──────── Data ────────

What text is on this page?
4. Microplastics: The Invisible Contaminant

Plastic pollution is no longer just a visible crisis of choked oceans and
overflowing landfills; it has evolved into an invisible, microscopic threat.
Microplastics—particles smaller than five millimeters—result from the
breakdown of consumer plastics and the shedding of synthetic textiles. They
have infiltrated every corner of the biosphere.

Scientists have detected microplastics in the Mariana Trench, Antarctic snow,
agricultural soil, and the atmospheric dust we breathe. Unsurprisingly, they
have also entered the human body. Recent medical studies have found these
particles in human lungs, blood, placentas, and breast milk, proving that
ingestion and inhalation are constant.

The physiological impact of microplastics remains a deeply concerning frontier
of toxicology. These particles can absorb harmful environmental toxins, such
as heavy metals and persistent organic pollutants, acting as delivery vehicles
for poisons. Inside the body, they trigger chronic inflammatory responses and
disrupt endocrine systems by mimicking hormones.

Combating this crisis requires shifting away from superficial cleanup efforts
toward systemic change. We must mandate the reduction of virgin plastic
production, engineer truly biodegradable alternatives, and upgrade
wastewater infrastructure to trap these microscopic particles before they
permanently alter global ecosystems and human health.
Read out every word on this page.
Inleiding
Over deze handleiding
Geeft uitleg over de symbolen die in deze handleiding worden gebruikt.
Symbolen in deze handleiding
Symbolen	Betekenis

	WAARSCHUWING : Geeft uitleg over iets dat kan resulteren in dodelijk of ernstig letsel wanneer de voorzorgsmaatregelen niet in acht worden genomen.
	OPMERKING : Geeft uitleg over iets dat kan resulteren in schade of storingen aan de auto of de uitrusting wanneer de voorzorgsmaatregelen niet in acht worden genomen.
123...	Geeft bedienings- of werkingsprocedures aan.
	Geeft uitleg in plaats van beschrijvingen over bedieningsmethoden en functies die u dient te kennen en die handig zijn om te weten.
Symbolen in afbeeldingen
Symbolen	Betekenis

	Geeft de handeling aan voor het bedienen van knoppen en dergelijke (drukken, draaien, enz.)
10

────────

Give back every entry exactly, with nothing left out.

What text is on this page?
4. Microplastics: The Invisible Contaminant

Plastic pollution is no longer just a visible crisis of choked oceans and
overflowing landfills; it has evolved into an invisible, microscopic threat.
Microplastics—particles smaller than five millimeters—result from the
breakdown of consumer plastics and the shedding of synthetic textiles. They
have infiltrated every corner of the biosphere.

Scientists have detected microplastics in the Mariana Trench, Antarctic snow,
agricultural soil, and the atmospheric dust we breathe. Unsurprisingly, they
have also entered the human body. Recent medical studies have found these
particles in human lungs, blood, placentas, and breast milk, proving that
ingestion and inhalation are constant.

The physiological impact of microplastics remains a deeply concerning frontier
of toxicology. These particles can absorb harmful environmental toxins, such
as heavy metals and persistent organic pollutants, acting as delivery vehicles
for poisons. Inside the body, they trigger chronic inflammatory responses and
disrupt endocrine systems by mimicking hormones.

Combating this crisis requires shifting away from superficial cleanup efforts
toward systemic change. We must mandate the reduction of virgin plastic
production, engineer truly biodegradable alternatives, and upgrade
wastewater infrastructure to trap these microscopic particles before they
permanently alter global ecosystems and human health.
Read out every word on this page.
Inleiding
Over deze handleiding
Geeft uitleg over de symbolen die in deze handleiding worden gebruikt.
Symbolen in deze handleiding
Symbolen	Betekenis

	WAARSCHUWING : Geeft uitleg over iets dat kan resulteren in dodelijk of ernstig letsel wanneer de voorzorgsmaatregelen niet in acht worden genomen.
	OPMERKING : Geeft uitleg over iets dat kan resulteren in schade of storingen aan de auto of de uitrusting wanneer de voorzorgsmaatregelen niet in acht worden genomen.
123...	Geeft bedienings- of werkingsprocedures aan.
	Geeft uitleg in plaats van beschrijvingen over bedieningsmethoden en functies die u dient te kennen en die handig zijn om te weten.
Symbolen in afbeeldingen
Symbolen	Betekenis

	Geeft de handeling aan voor het bedienen van knoppen en dergelijke (drukken, draaien, enz.)
10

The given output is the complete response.